Data supplied.
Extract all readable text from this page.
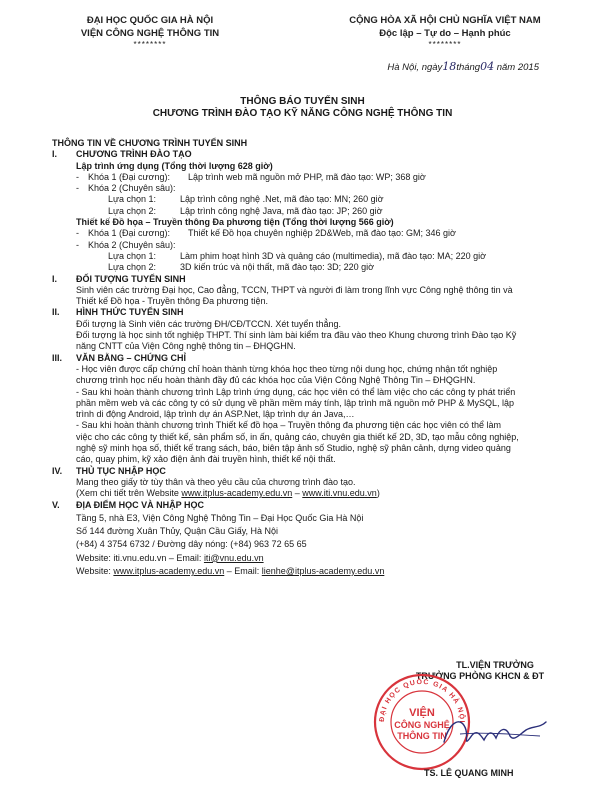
ĐẠI HỌC QUỐC GIA HÀ NỘI
VIỆN CÔNG NGHỆ THÔNG TIN
********
CỘNG HÒA XÃ HỘI CHỦ NGHĨA VIỆT NAM
Độc lập – Tự do – Hạnh phúc
********
Hà Nội, ngày18tháng04 năm 2015
THÔNG BÁO TUYỂN SINH
CHƯƠNG TRÌNH ĐÀO TẠO KỸ NĂNG CÔNG NGHỆ THÔNG TIN
THÔNG TIN VỀ CHƯƠNG TRÌNH TUYỂN SINH
I.	CHƯƠNG TRÌNH ĐÀO TẠO
Lập trình ứng dụng (Tổng thời lượng 628 giờ)
-	Khóa 1 (Đại cương): Lập trình web mã nguồn mở PHP, mã đào tạo: WP; 368 giờ
-	Khóa 2 (Chuyên sâu):
Lựa chọn 1:	Lập trình công nghệ .Net, mã đào tạo: MN; 260 giờ
Lựa chọn 2:	Lập trình công nghệ Java, mã đào tạo: JP; 260 giờ
Thiết kế Đồ họa – Truyền thông Đa phương tiện (Tổng thời lượng 566 giờ)
-	Khóa 1 (Đại cương): Thiết kế Đồ họa chuyên nghiệp 2D&Web, mã đào tạo: GM; 346 giờ
-	Khóa 2 (Chuyên sâu):
Lựa chọn 1:	Làm phim hoạt hình 3D và quảng cáo (multimedia), mã đào tạo: MA; 220 giờ
Lựa chọn 2:	3D kiến trúc và nội thất, mã đào tạo: 3D; 220 giờ
I.	ĐỐI TƯỢNG TUYỂN SINH
Sinh viên các trường Đại học, Cao đẳng, TCCN, THPT và người đi làm trong lĩnh vực Công nghệ thông tin và
Thiết kế Đồ họa - Truyền thông Đa phương tiện.
II.	HÌNH THỨC TUYỂN SINH
Đối tượng là Sinh viên các trường ĐH/CĐ/TCCN. Xét tuyển thẳng.
Đối tượng là học sinh tốt nghiệp THPT. Thí sinh làm bài kiểm tra đầu vào theo Khung chương trình Đào tạo Kỹ
năng CNTT của Viện Công nghệ thông tin – ĐHQGHN.
III.	VĂN BẰNG – CHỨNG CHỈ
- Học viên được cấp chứng chỉ hoàn thành từng khóa học theo từng nội dung học, chứng nhận tốt nghiệp
chương trình học nếu hoàn thành đầy đủ các khóa học của Viện Công Nghệ Thông Tin – ĐHQGHN.
- Sau khi hoàn thành chương trình Lập trình ứng dụng, các học viên có thể làm việc cho các công ty phát triển
phần mềm web và các công ty có sử dụng về phần mềm máy tính, lập trình mã nguồn mở PHP & MySQL, lập
trình di động Android, lập trình dự án ASP.Net, lập trình dự án Java,…
- Sau khi hoàn thành chương trình Thiết kế đồ họa – Truyền thông đa phương tiện các học viên có thể làm
việc cho các công ty thiết kế, sản phẩm số, in ấn, quảng cáo, chuyên gia thiết kế 2D, 3D, tạo mẫu công nghiệp,
nghệ sỹ minh họa số, thiết kế trang sách, báo, biên tập ảnh số Studio, nghệ sỹ phân cảnh, dựng video quảng
cáo, quay phim, kỹ xảo điện ảnh đài truyền hình, thiết kế nội thất.
IV.	THỦ TỤC NHẬP HỌC
Mang theo giấy tờ tùy thân và theo yêu cầu của chương trình đào tạo.
(Xem chi tiết trên Website www.itplus-academy.edu.vn – www.iti.vnu.edu.vn)
V.	ĐỊA ĐIỂM HỌC VÀ NHẬP HỌC
Tầng 5, nhà E3, Viện Công Nghệ Thông Tin – Đại Học Quốc Gia Hà Nội
Số 144 đường Xuân Thủy, Quận Cầu Giấy, Hà Nội
(+84) 4 3754 6732 / Đường dây nóng: (+84) 963 72 65 65
Website: iti.vnu.edu.vn – Email: iti@vnu.edu.vn
Website: www.itplus-academy.edu.vn – Email: lienhe@itplus-academy.edu.vn
TL.VIỆN TRƯỞNG
TRƯỞNG PHÒNG KHCN & ĐT
ĐẠI HỌC QUỐC GIA HÀ NỘI
VIỆN
CÔNG NGHỆ
THÔNG TIN
TS. LÊ QUANG MINH
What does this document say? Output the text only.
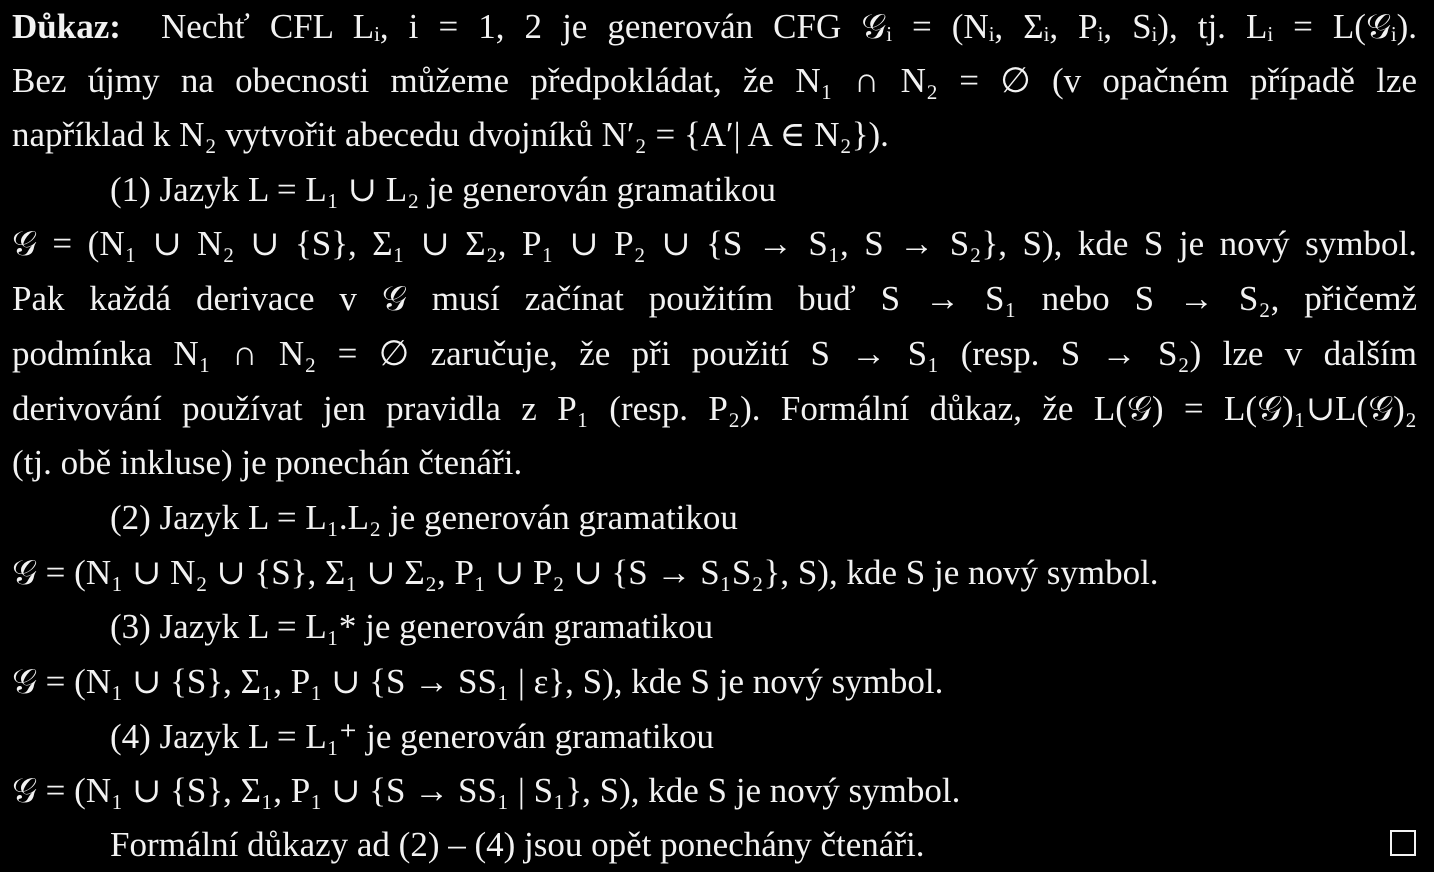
Důkaz: Nechť CFL Lᵢ, i = 1, 2 je generován CFG 𝒢ᵢ = (Nᵢ, Σᵢ, Pᵢ, Sᵢ), tj. Lᵢ = L(𝒢ᵢ).
Bez újmy na obecnosti můžeme předpokládat, že N₁ ∩ N₂ = ∅ (v opačném případě lze
například k N₂ vytvořit abecedu dvojníků N′₂ = {A′| A ∈ N₂}).
(1) Jazyk L = L₁ ∪ L₂ je generován gramatikou
𝒢 = (N₁ ∪ N₂ ∪ {S}, Σ₁ ∪ Σ₂, P₁ ∪ P₂ ∪ {S → S₁, S → S₂}, S), kde S je nový symbol.
Pak každá derivace v 𝒢 musí začínat použitím buď S → S₁ nebo S → S₂, přičemž
podmínka N₁ ∩ N₂ = ∅ zaručuje, že při použití S → S₁ (resp. S → S₂) lze v dalším
derivování používat jen pravidla z P₁ (resp. P₂). Formální důkaz, že L(𝒢) = L(𝒢)₁∪L(𝒢)₂
(tj. obě inkluse) je ponechán čtenáři.
(2) Jazyk L = L₁.L₂ je generován gramatikou
𝒢 = (N₁ ∪ N₂ ∪ {S}, Σ₁ ∪ Σ₂, P₁ ∪ P₂ ∪ {S → S₁S₂}, S), kde S je nový symbol.
(3) Jazyk L = L₁* je generován gramatikou
𝒢 = (N₁ ∪ {S}, Σ₁, P₁ ∪ {S → SS₁ | ε}, S), kde S je nový symbol.
(4) Jazyk L = L₁⁺ je generován gramatikou
𝒢 = (N₁ ∪ {S}, Σ₁, P₁ ∪ {S → SS₁ | S₁}, S), kde S je nový symbol.
Formální důkazy ad (2) – (4) jsou opět ponechány čtenáři.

Given instruction. Scan the material above for the string "lượng" and report each line where you find it.

Exercise response.
Lập trình ứng dụng (Tổng thời lượng 628 giờ)
Thiết kế Đồ họa – Truyền thông Đa phương tiện (Tổng thời lượng 566 giờ)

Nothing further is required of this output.